PROMPT:
Reproduce every entry that follows word for word, but omit the images.

════

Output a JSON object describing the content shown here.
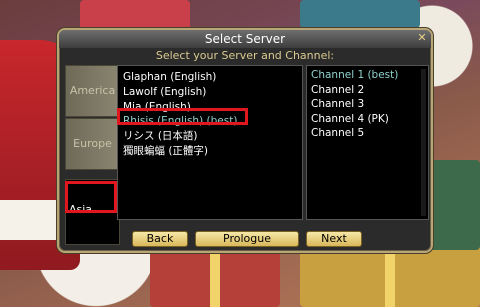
{
  "dialog": {
    "title": "Select Server",
    "subtitle": "Select your Server and Channel:",
    "close_glyph": "✕"
  },
  "regions": [
    {
      "label": "America",
      "selected": false
    },
    {
      "label": "Europe",
      "selected": false
    },
    {
      "label": "Asia",
      "selected": true
    }
  ],
  "servers": [
    {
      "label": "Glaphan (English)",
      "selected": false
    },
    {
      "label": "Lawolf (English)",
      "selected": false
    },
    {
      "label": "Mia (English)",
      "selected": false
    },
    {
      "label": "Rhisis (English) (best)",
      "selected": true
    },
    {
      "label": "リシス (日本語)",
      "selected": false
    },
    {
      "label": "獨眼蝙蝠 (正體字)",
      "selected": false
    }
  ],
  "channels": [
    {
      "label": "Channel 1 (best)",
      "selected": true
    },
    {
      "label": "Channel 2",
      "selected": false
    },
    {
      "label": "Channel 3",
      "selected": false
    },
    {
      "label": "Channel 4 (PK)",
      "selected": false
    },
    {
      "label": "Channel 5",
      "selected": false
    }
  ],
  "buttons": {
    "back": "Back",
    "prologue": "Prologue",
    "next": "Next"
  },
  "colors": {
    "highlight_outline": "#e0171f",
    "selected_text": "#8fd3cf",
    "frame": "#b8a677"
  }
}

════

TASK RESPONSE:
Output a JSON object describing the content shown here.
{
  "dialog": {
    "title": "Select Server",
    "subtitle": "Select your Server and Channel:",
    "close_glyph": "✕"
  },
  "regions": [
    {
      "label": "America",
      "selected": false
    },
    {
      "label": "Europe",
      "selected": false
    },
    {
      "label": "Asia",
      "selected": true
    }
  ],
  "servers": [
    {
      "label": "Glaphan (English)",
      "selected": false
    },
    {
      "label": "Lawolf (English)",
      "selected": false
    },
    {
      "label": "Mia (English)",
      "selected": false
    },
    {
      "label": "Rhisis (English) (best)",
      "selected": true
    },
    {
      "label": "リシス (日本語)",
      "selected": false
    },
    {
      "label": "獨眼蝙蝠 (正體字)",
      "selected": false
    }
  ],
  "channels": [
    {
      "label": "Channel 1 (best)",
      "selected": true
    },
    {
      "label": "Channel 2",
      "selected": false
    },
    {
      "label": "Channel 3",
      "selected": false
    },
    {
      "label": "Channel 4 (PK)",
      "selected": false
    },
    {
      "label": "Channel 5",
      "selected": false
    }
  ],
  "buttons": {
    "back": "Back",
    "prologue": "Prologue",
    "next": "Next"
  },
  "colors": {
    "highlight_outline": "#e0171f",
    "selected_text": "#8fd3cf",
    "frame": "#b8a677"
  }
}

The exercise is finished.